■ AIM ■
Report how many lines hold the string "increasing". Give the number and nothing else.

■ SUPPLIED DATA ■
________

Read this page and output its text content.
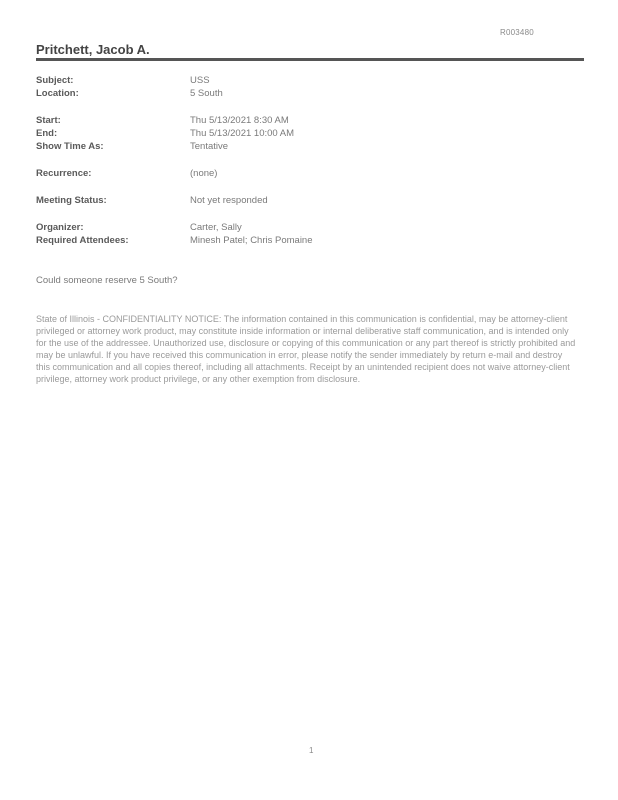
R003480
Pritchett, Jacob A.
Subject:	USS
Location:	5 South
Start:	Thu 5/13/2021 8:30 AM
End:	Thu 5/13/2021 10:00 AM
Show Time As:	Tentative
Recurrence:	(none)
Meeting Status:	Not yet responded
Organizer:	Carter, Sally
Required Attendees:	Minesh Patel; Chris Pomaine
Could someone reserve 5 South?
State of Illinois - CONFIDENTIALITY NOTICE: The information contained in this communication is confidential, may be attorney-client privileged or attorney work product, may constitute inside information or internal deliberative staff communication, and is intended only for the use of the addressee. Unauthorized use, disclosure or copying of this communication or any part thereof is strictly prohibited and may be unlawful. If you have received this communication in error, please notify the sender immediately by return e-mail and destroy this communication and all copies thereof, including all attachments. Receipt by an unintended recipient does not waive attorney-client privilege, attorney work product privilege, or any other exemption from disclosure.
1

________

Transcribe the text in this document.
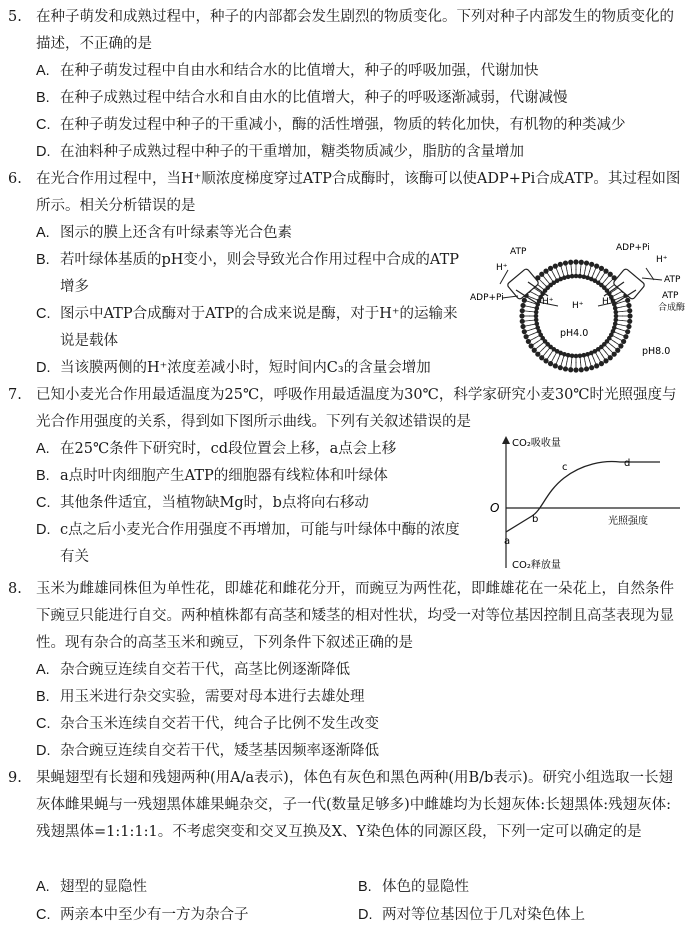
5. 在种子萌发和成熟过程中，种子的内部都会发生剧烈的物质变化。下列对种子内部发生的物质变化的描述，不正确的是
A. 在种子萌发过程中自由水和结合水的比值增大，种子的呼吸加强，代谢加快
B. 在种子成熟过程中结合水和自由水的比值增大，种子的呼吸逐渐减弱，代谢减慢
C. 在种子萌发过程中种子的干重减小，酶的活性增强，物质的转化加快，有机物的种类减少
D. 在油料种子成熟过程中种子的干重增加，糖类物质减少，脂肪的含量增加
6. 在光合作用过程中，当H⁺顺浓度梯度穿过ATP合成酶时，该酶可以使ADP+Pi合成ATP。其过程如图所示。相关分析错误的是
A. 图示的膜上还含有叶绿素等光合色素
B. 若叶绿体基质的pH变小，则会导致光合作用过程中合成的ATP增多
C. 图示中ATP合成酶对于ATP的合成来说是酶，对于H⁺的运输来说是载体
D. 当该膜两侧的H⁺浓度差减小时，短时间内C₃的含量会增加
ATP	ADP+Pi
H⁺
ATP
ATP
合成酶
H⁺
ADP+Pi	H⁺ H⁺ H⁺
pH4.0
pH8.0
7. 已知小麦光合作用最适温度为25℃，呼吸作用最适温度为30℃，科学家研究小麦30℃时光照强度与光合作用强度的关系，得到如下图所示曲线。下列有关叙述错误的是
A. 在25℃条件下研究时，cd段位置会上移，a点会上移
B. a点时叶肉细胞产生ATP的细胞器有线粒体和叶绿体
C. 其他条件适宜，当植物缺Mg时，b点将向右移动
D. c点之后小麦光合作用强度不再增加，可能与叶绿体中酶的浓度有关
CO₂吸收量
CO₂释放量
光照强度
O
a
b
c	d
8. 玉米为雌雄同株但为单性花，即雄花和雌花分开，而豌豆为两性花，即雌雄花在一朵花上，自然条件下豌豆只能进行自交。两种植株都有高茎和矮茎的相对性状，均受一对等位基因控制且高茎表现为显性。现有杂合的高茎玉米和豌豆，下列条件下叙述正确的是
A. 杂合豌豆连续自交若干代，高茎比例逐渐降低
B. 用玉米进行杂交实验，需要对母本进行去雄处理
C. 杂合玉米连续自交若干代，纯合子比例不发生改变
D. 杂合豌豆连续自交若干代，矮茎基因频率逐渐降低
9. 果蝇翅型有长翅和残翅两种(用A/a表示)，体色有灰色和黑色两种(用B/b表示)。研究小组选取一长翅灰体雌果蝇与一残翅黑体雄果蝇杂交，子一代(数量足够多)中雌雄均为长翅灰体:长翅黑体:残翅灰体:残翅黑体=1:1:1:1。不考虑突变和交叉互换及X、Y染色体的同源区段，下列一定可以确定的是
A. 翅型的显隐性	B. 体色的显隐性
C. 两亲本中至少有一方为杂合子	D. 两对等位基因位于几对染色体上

________

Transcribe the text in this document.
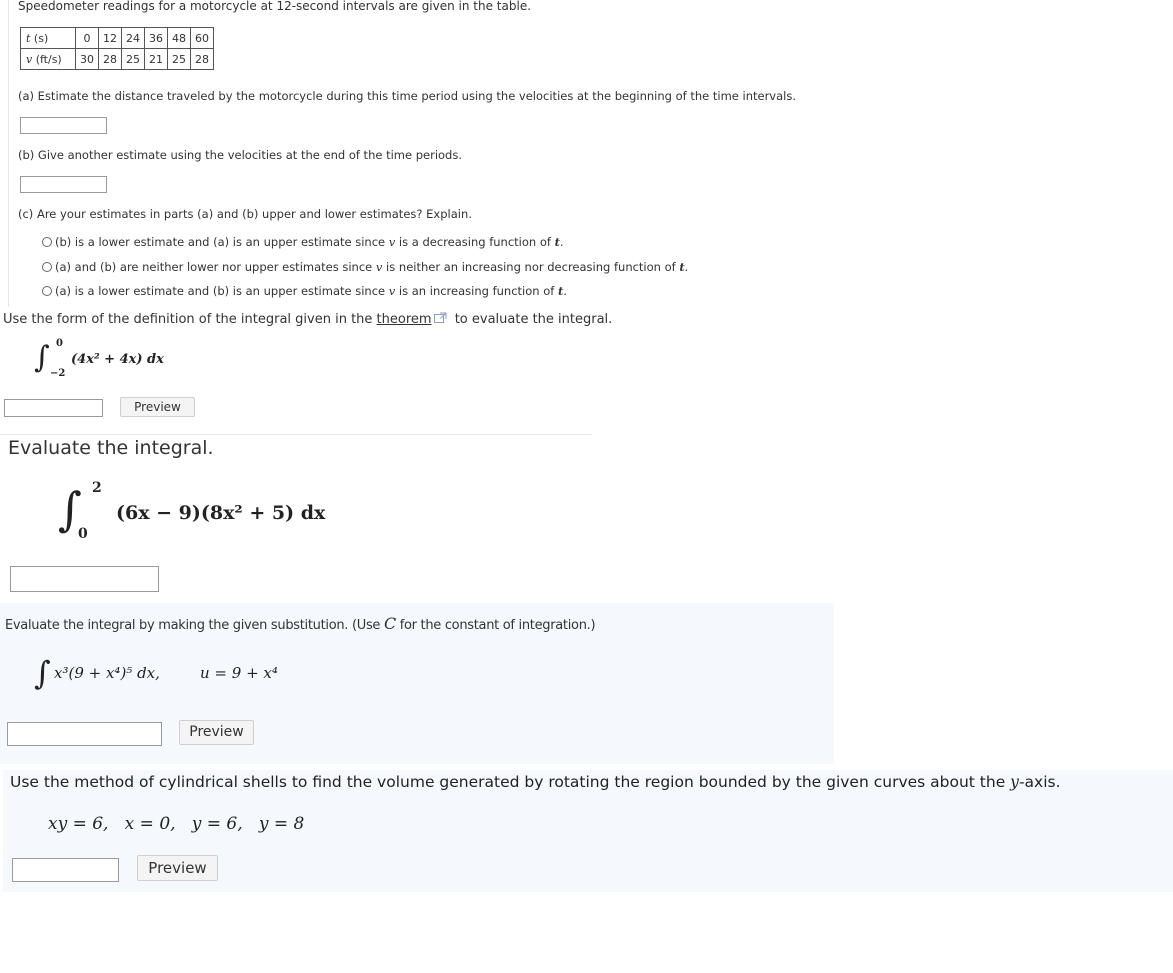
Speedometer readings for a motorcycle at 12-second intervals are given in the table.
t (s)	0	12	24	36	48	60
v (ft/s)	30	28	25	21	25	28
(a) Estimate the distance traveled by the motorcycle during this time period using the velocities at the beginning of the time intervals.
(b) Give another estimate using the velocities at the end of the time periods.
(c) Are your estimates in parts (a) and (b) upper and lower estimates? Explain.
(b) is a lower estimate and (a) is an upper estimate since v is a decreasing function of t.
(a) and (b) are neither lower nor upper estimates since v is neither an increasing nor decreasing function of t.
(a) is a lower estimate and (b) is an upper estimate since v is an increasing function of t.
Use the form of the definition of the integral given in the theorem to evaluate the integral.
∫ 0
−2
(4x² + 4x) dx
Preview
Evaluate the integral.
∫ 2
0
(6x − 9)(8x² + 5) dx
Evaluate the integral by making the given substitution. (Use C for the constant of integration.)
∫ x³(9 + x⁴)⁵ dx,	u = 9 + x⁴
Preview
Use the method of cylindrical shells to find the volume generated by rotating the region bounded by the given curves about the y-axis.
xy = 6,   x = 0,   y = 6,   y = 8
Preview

________

■ TASK ANSWER ■
2